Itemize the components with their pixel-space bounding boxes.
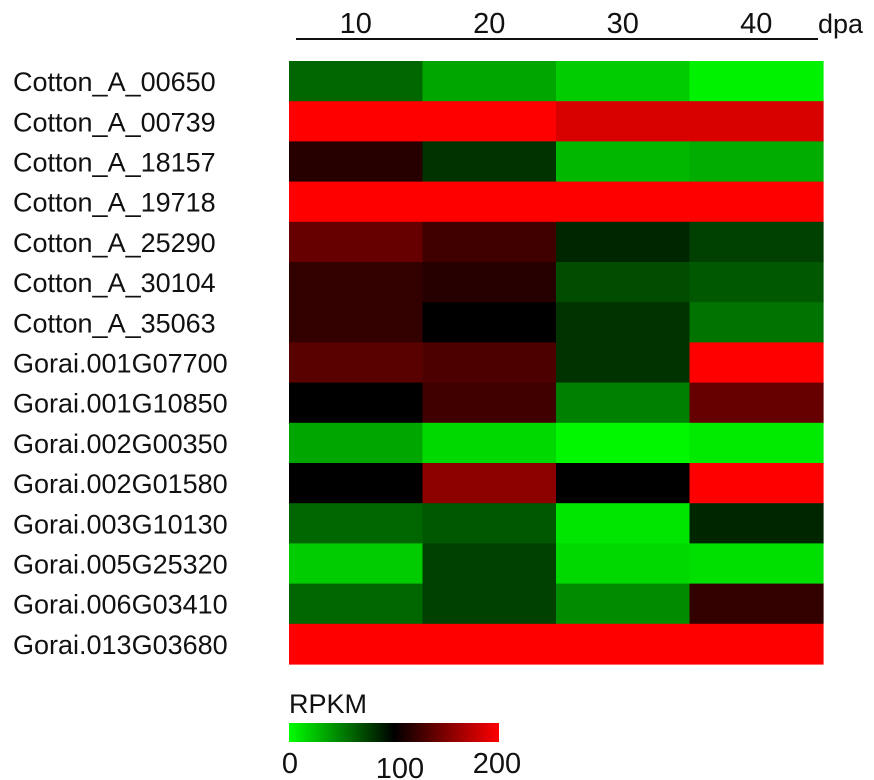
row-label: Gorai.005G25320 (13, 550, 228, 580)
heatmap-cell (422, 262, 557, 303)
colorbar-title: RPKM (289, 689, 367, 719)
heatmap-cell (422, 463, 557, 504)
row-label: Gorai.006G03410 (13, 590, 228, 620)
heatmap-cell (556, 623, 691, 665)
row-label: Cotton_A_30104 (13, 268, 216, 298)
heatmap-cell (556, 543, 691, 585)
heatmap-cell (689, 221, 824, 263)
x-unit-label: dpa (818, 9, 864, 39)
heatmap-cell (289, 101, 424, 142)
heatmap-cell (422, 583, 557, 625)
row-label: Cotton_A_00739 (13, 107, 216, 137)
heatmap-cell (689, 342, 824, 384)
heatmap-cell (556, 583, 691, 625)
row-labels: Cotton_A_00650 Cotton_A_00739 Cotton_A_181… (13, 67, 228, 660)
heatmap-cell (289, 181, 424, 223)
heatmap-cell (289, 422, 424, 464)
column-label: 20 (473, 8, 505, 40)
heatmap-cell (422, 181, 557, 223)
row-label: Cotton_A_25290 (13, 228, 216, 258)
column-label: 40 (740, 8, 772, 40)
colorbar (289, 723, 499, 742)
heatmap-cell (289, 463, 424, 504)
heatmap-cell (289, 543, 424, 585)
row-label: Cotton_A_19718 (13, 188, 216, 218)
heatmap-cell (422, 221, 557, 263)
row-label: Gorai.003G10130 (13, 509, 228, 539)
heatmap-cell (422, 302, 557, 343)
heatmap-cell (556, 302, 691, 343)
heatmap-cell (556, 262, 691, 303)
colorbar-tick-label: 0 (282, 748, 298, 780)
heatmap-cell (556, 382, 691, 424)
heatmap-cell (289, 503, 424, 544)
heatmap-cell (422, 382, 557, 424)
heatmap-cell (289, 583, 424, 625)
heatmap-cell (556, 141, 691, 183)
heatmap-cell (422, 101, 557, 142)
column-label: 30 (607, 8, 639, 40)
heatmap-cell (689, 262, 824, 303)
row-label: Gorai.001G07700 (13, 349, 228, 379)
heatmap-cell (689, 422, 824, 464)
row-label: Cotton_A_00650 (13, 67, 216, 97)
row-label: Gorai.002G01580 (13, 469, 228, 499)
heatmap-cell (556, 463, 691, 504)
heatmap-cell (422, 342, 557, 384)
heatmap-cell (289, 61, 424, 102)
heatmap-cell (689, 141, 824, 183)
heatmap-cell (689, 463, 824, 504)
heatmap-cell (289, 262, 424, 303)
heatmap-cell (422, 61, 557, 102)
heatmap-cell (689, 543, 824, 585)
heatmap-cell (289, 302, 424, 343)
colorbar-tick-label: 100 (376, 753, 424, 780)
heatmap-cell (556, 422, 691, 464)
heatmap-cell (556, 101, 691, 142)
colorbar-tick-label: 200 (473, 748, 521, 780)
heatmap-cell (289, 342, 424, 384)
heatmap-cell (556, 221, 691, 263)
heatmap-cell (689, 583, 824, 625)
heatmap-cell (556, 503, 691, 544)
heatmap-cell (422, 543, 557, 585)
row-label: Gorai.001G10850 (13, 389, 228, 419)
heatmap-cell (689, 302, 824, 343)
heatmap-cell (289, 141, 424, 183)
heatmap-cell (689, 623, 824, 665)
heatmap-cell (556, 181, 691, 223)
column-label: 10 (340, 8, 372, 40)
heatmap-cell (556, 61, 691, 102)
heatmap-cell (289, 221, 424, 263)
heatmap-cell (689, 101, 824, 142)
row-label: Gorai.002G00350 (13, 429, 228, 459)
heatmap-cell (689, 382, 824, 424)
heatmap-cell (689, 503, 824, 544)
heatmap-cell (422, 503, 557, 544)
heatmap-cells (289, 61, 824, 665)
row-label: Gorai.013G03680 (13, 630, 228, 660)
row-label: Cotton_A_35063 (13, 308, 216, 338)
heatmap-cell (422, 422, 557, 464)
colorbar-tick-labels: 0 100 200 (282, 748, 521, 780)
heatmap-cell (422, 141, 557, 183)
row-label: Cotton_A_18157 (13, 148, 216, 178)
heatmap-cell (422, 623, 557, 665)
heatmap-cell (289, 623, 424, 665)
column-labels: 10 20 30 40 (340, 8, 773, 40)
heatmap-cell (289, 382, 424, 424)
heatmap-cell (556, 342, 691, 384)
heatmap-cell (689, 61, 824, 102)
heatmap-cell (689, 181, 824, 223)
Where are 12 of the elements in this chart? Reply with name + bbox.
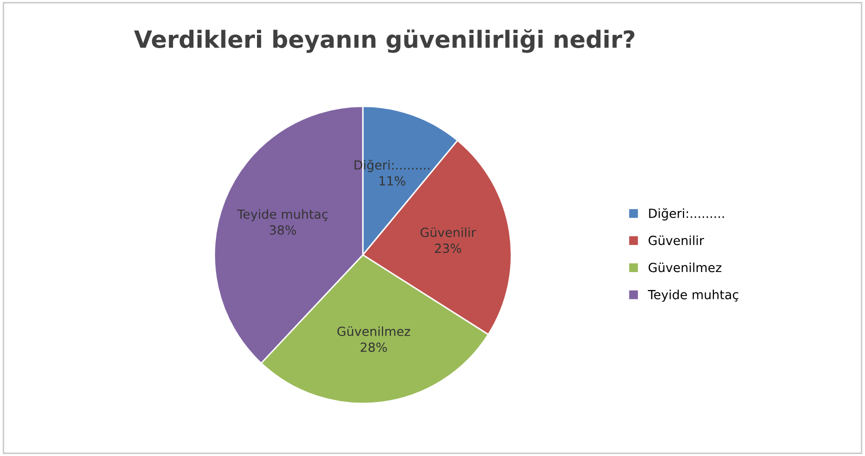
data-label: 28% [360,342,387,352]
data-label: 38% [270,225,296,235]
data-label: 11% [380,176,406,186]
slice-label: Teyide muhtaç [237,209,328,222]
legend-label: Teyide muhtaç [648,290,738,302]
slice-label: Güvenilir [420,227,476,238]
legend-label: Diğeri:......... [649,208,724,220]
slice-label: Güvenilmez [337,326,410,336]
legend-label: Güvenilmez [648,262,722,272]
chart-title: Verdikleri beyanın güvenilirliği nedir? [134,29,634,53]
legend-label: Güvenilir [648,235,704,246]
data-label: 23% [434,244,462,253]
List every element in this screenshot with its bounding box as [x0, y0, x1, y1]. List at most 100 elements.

-----

§ AIM OF THE TASK
Copy every one of the rows above line for line with no changes, omitting the pictures.

§ FINISHED TASK
Itemize the components with their pixel-space bounding boxes.
row-label: Gorai.005G25320 (13, 550, 228, 580)
heatmap-cell (422, 262, 557, 303)
colorbar-title: RPKM (289, 689, 367, 719)
heatmap-cell (422, 463, 557, 504)
row-label: Gorai.006G03410 (13, 590, 228, 620)
heatmap-cell (556, 623, 691, 665)
row-label: Cotton_A_30104 (13, 268, 216, 298)
heatmap-cell (556, 543, 691, 585)
heatmap-cell (689, 221, 824, 263)
x-unit-label: dpa (818, 9, 864, 39)
heatmap-cell (289, 101, 424, 142)
heatmap-cell (422, 583, 557, 625)
row-label: Cotton_A_00739 (13, 107, 216, 137)
heatmap-cell (689, 342, 824, 384)
heatmap-cell (556, 583, 691, 625)
row-labels: Cotton_A_00650 Cotton_A_00739 Cotton_A_181… (13, 67, 228, 660)
heatmap-cell (289, 181, 424, 223)
heatmap-cell (289, 422, 424, 464)
column-label: 20 (473, 8, 505, 40)
heatmap-cell (422, 181, 557, 223)
row-label: Cotton_A_25290 (13, 228, 216, 258)
column-label: 40 (740, 8, 772, 40)
colorbar (289, 723, 499, 742)
heatmap-cell (289, 463, 424, 504)
heatmap-cell (289, 543, 424, 585)
row-label: Cotton_A_19718 (13, 188, 216, 218)
heatmap-cell (422, 221, 557, 263)
row-label: Gorai.003G10130 (13, 509, 228, 539)
heatmap-cell (422, 302, 557, 343)
heatmap-cell (556, 302, 691, 343)
heatmap-cell (556, 262, 691, 303)
colorbar-tick-label: 0 (282, 748, 298, 780)
heatmap-cell (556, 382, 691, 424)
heatmap-cell (289, 503, 424, 544)
heatmap-cell (422, 382, 557, 424)
heatmap-cell (289, 583, 424, 625)
heatmap-cell (556, 141, 691, 183)
heatmap-cell (422, 101, 557, 142)
column-label: 30 (607, 8, 639, 40)
heatmap-cell (689, 262, 824, 303)
row-label: Gorai.001G07700 (13, 349, 228, 379)
heatmap-cell (689, 422, 824, 464)
row-label: Cotton_A_00650 (13, 67, 216, 97)
row-label: Gorai.002G01580 (13, 469, 228, 499)
heatmap-cell (556, 463, 691, 504)
heatmap-cell (422, 342, 557, 384)
heatmap-cell (289, 61, 424, 102)
heatmap-cell (689, 141, 824, 183)
heatmap-cell (689, 463, 824, 504)
heatmap-cell (289, 262, 424, 303)
heatmap-cell (422, 61, 557, 102)
heatmap-cell (689, 543, 824, 585)
heatmap-cell (289, 302, 424, 343)
colorbar-tick-label: 100 (376, 753, 424, 780)
heatmap-cell (556, 422, 691, 464)
heatmap-cell (556, 101, 691, 142)
colorbar-tick-label: 200 (473, 748, 521, 780)
heatmap-cell (289, 342, 424, 384)
heatmap-cell (556, 221, 691, 263)
heatmap-cell (689, 583, 824, 625)
heatmap-cell (556, 503, 691, 544)
heatmap-cell (422, 543, 557, 585)
row-label: Gorai.001G10850 (13, 389, 228, 419)
heatmap-cell (689, 302, 824, 343)
heatmap-cell (289, 141, 424, 183)
heatmap-cell (689, 623, 824, 665)
heatmap-cell (556, 181, 691, 223)
column-label: 10 (340, 8, 372, 40)
heatmap-cell (556, 61, 691, 102)
heatmap-cell (289, 221, 424, 263)
heatmap-cell (689, 101, 824, 142)
row-label: Gorai.002G00350 (13, 429, 228, 459)
heatmap-cell (689, 382, 824, 424)
heatmap-cell (689, 503, 824, 544)
heatmap-cell (422, 503, 557, 544)
heatmap-cells (289, 61, 824, 665)
row-label: Gorai.013G03680 (13, 630, 228, 660)
row-label: Cotton_A_35063 (13, 308, 216, 338)
heatmap-cell (422, 422, 557, 464)
colorbar-tick-labels: 0 100 200 (282, 748, 521, 780)
heatmap-cell (422, 141, 557, 183)
row-label: Cotton_A_18157 (13, 148, 216, 178)
heatmap-cell (422, 623, 557, 665)
heatmap-cell (289, 623, 424, 665)
column-labels: 10 20 30 40 (340, 8, 773, 40)
heatmap-cell (289, 382, 424, 424)
heatmap-cell (556, 342, 691, 384)
heatmap-cell (689, 61, 824, 102)
heatmap-cell (689, 181, 824, 223)
Where are 12 of the elements in this chart? Reply with name + bbox.
data-label: 28% [360,342,387,352]
data-label: 38% [270,225,296,235]
data-label: 11% [380,176,406,186]
slice-label: Teyide muhtaç [237,209,328,222]
legend-label: Teyide muhtaç [648,290,738,302]
slice-label: Güvenilir [420,227,476,238]
legend-label: Diğeri:......... [649,208,724,220]
slice-label: Güvenilmez [337,326,410,336]
legend-label: Güvenilmez [648,262,722,272]
chart-title: Verdikleri beyanın güvenilirliği nedir? [134,29,634,53]
legend-label: Güvenilir [648,235,704,246]
data-label: 23% [434,244,462,253]
List every element in this screenshot with its bounding box as [x0, y0, x1, y1]. List at most 100 elements.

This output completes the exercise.